-- Dataset entries --
◇ ◇ ◇ ◇

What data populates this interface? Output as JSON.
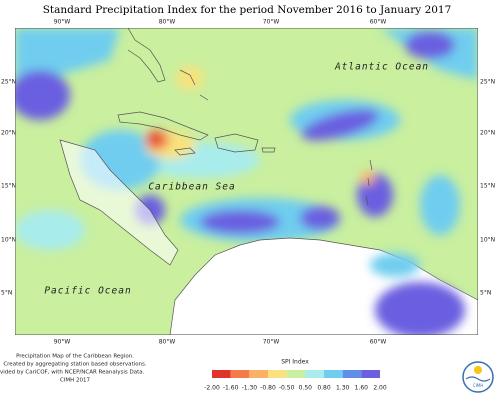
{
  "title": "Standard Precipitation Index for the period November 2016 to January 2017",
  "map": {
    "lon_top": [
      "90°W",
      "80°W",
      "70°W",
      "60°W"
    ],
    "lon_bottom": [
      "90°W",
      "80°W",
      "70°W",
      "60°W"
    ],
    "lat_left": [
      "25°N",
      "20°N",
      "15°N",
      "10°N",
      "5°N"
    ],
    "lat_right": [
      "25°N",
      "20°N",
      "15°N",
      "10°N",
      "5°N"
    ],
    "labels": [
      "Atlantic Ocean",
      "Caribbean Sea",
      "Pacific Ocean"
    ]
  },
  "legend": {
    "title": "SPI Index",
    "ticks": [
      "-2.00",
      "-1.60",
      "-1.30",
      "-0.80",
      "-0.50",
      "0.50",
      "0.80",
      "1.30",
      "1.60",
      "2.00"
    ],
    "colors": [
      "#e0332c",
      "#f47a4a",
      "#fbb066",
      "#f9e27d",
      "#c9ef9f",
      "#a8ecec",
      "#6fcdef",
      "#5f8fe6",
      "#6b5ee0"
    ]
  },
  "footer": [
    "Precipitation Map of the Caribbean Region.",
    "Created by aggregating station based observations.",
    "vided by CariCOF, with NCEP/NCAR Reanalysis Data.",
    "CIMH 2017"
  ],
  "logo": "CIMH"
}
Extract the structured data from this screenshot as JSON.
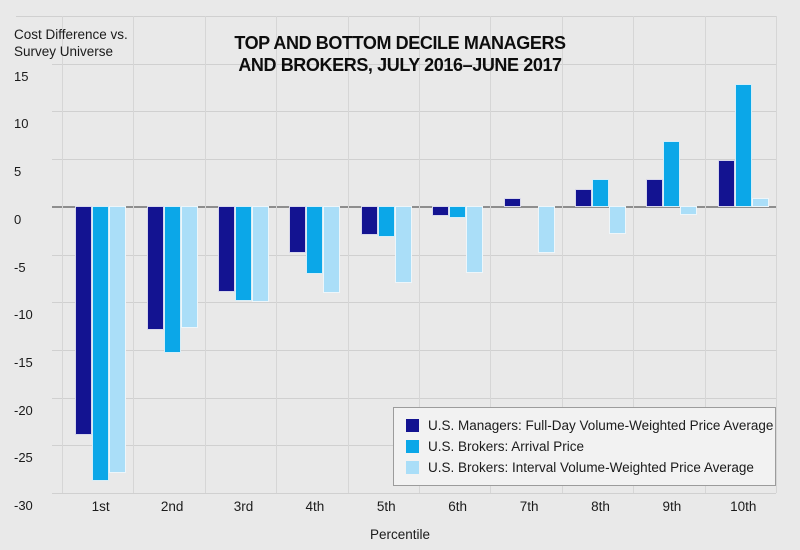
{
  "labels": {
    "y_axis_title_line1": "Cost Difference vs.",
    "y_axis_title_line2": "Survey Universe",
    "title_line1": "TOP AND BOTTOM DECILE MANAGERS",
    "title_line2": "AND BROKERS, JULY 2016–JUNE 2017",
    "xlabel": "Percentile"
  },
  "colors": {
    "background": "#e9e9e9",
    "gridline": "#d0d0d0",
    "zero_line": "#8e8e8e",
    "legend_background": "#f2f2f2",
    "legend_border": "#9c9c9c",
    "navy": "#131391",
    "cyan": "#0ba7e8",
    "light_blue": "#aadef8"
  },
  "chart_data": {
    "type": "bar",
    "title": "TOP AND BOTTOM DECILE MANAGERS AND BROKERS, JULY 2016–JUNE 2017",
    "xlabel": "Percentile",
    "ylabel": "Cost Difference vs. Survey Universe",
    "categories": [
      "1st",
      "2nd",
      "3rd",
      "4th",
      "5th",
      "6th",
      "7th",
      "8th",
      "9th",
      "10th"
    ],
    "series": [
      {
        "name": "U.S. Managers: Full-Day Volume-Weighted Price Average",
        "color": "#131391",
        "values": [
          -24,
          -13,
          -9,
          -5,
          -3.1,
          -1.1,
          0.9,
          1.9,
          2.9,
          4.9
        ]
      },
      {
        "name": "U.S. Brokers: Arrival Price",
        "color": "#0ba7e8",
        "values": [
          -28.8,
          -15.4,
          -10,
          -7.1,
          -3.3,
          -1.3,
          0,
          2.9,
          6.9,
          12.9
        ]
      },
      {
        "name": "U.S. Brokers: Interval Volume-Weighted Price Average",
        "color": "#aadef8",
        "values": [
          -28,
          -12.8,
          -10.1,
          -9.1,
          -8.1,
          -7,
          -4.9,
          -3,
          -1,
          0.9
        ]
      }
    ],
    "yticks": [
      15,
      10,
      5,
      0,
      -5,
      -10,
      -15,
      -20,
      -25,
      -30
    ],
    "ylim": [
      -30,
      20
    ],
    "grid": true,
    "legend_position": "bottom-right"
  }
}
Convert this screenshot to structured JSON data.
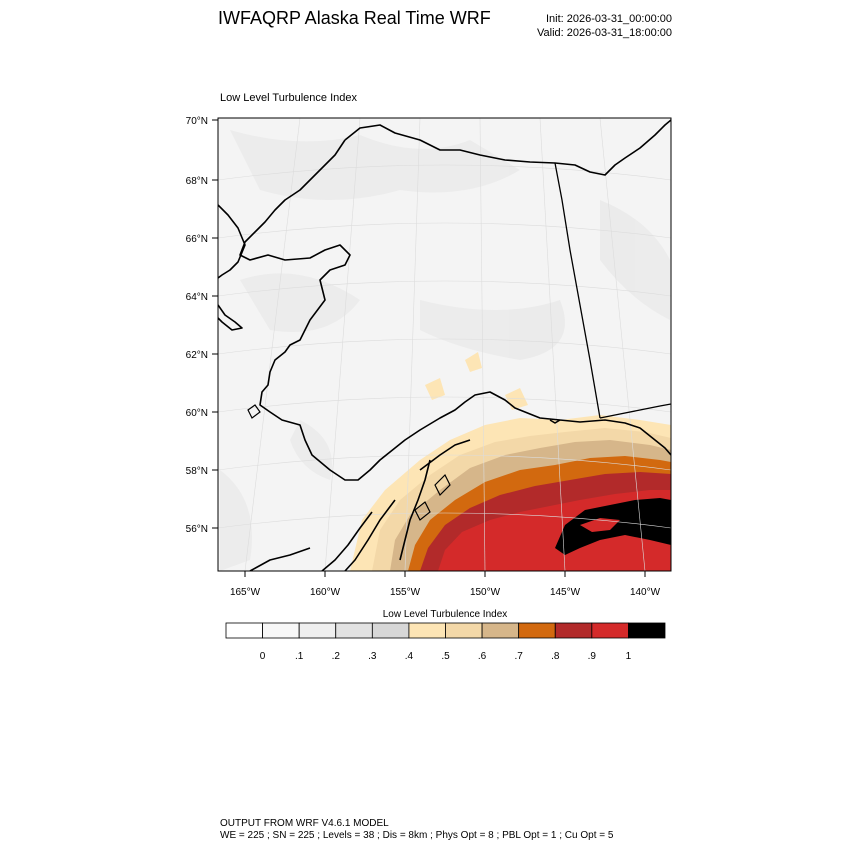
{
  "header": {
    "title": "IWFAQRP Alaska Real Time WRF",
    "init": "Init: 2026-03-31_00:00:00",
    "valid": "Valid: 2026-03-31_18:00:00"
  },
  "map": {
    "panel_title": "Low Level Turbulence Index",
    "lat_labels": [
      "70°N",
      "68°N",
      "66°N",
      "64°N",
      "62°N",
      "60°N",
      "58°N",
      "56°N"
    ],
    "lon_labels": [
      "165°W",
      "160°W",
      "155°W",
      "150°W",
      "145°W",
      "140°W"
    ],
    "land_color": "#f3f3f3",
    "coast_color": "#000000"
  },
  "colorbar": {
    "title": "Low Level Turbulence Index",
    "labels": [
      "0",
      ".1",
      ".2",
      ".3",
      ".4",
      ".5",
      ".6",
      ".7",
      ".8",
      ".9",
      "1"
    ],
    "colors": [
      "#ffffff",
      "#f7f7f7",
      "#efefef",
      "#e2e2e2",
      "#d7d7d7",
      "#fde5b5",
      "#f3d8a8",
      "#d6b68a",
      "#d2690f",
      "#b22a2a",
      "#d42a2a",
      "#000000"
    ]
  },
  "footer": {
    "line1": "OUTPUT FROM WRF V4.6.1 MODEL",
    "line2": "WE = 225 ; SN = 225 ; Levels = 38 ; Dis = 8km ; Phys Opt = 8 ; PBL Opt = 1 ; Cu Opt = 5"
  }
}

◇ ◇ ◇ ◇

-- Aim --
A faithful copy of the records above is needed, with the pictures left out.

-- Task response --
What data populates this interface? Output as JSON.
{
  "title": "Standard Precipitation Index for the period November 2016 to January 2017",
  "map": {
    "lon_top": [
      "90°W",
      "80°W",
      "70°W",
      "60°W"
    ],
    "lon_bottom": [
      "90°W",
      "80°W",
      "70°W",
      "60°W"
    ],
    "lat_left": [
      "25°N",
      "20°N",
      "15°N",
      "10°N",
      "5°N"
    ],
    "lat_right": [
      "25°N",
      "20°N",
      "15°N",
      "10°N",
      "5°N"
    ],
    "labels": [
      "Atlantic Ocean",
      "Caribbean Sea",
      "Pacific Ocean"
    ]
  },
  "legend": {
    "title": "SPI Index",
    "ticks": [
      "-2.00",
      "-1.60",
      "-1.30",
      "-0.80",
      "-0.50",
      "0.50",
      "0.80",
      "1.30",
      "1.60",
      "2.00"
    ],
    "colors": [
      "#e0332c",
      "#f47a4a",
      "#fbb066",
      "#f9e27d",
      "#c9ef9f",
      "#a8ecec",
      "#6fcdef",
      "#5f8fe6",
      "#6b5ee0"
    ]
  },
  "footer": [
    "Precipitation Map of the Caribbean Region.",
    "Created by aggregating station based observations.",
    "vided by CariCOF, with NCEP/NCAR Reanalysis Data.",
    "CIMH 2017"
  ],
  "logo": "CIMH"
}
Extract the structured data from this screenshot as JSON.
{
  "labels": {
    "y_axis_title_line1": "Cost Difference vs.",
    "y_axis_title_line2": "Survey Universe",
    "title_line1": "TOP AND BOTTOM DECILE MANAGERS",
    "title_line2": "AND BROKERS, JULY 2016–JUNE 2017",
    "xlabel": "Percentile"
  },
  "colors": {
    "background": "#e9e9e9",
    "gridline": "#d0d0d0",
    "zero_line": "#8e8e8e",
    "legend_background": "#f2f2f2",
    "legend_border": "#9c9c9c",
    "navy": "#131391",
    "cyan": "#0ba7e8",
    "light_blue": "#aadef8"
  },
  "chart_data": {
    "type": "bar",
    "title": "TOP AND BOTTOM DECILE MANAGERS AND BROKERS, JULY 2016–JUNE 2017",
    "xlabel": "Percentile",
    "ylabel": "Cost Difference vs. Survey Universe",
    "categories": [
      "1st",
      "2nd",
      "3rd",
      "4th",
      "5th",
      "6th",
      "7th",
      "8th",
      "9th",
      "10th"
    ],
    "series": [
      {
        "name": "U.S. Managers: Full-Day Volume-Weighted Price Average",
        "color": "#131391",
        "values": [
          -24,
          -13,
          -9,
          -5,
          -3.1,
          -1.1,
          0.9,
          1.9,
          2.9,
          4.9
        ]
      },
      {
        "name": "U.S. Brokers: Arrival Price",
        "color": "#0ba7e8",
        "values": [
          -28.8,
          -15.4,
          -10,
          -7.1,
          -3.3,
          -1.3,
          0,
          2.9,
          6.9,
          12.9
        ]
      },
      {
        "name": "U.S. Brokers: Interval Volume-Weighted Price Average",
        "color": "#aadef8",
        "values": [
          -28,
          -12.8,
          -10.1,
          -9.1,
          -8.1,
          -7,
          -4.9,
          -3,
          -1,
          0.9
        ]
      }
    ],
    "yticks": [
      15,
      10,
      5,
      0,
      -5,
      -10,
      -15,
      -20,
      -25,
      -30
    ],
    "ylim": [
      -30,
      20
    ],
    "grid": true,
    "legend_position": "bottom-right"
  }
}
Convert this screenshot to structured JSON data.
{
  "header": {
    "title": "IWFAQRP Alaska Real Time WRF",
    "init": "Init: 2026-03-31_00:00:00",
    "valid": "Valid: 2026-03-31_18:00:00"
  },
  "map": {
    "panel_title": "Low Level Turbulence Index",
    "lat_labels": [
      "70°N",
      "68°N",
      "66°N",
      "64°N",
      "62°N",
      "60°N",
      "58°N",
      "56°N"
    ],
    "lon_labels": [
      "165°W",
      "160°W",
      "155°W",
      "150°W",
      "145°W",
      "140°W"
    ],
    "land_color": "#f3f3f3",
    "coast_color": "#000000"
  },
  "colorbar": {
    "title": "Low Level Turbulence Index",
    "labels": [
      "0",
      ".1",
      ".2",
      ".3",
      ".4",
      ".5",
      ".6",
      ".7",
      ".8",
      ".9",
      "1"
    ],
    "colors": [
      "#ffffff",
      "#f7f7f7",
      "#efefef",
      "#e2e2e2",
      "#d7d7d7",
      "#fde5b5",
      "#f3d8a8",
      "#d6b68a",
      "#d2690f",
      "#b22a2a",
      "#d42a2a",
      "#000000"
    ]
  },
  "footer": {
    "line1": "OUTPUT FROM WRF V4.6.1 MODEL",
    "line2": "WE = 225 ; SN = 225 ; Levels = 38 ; Dis = 8km ; Phys Opt = 8 ; PBL Opt = 1 ; Cu Opt = 5"
  }
}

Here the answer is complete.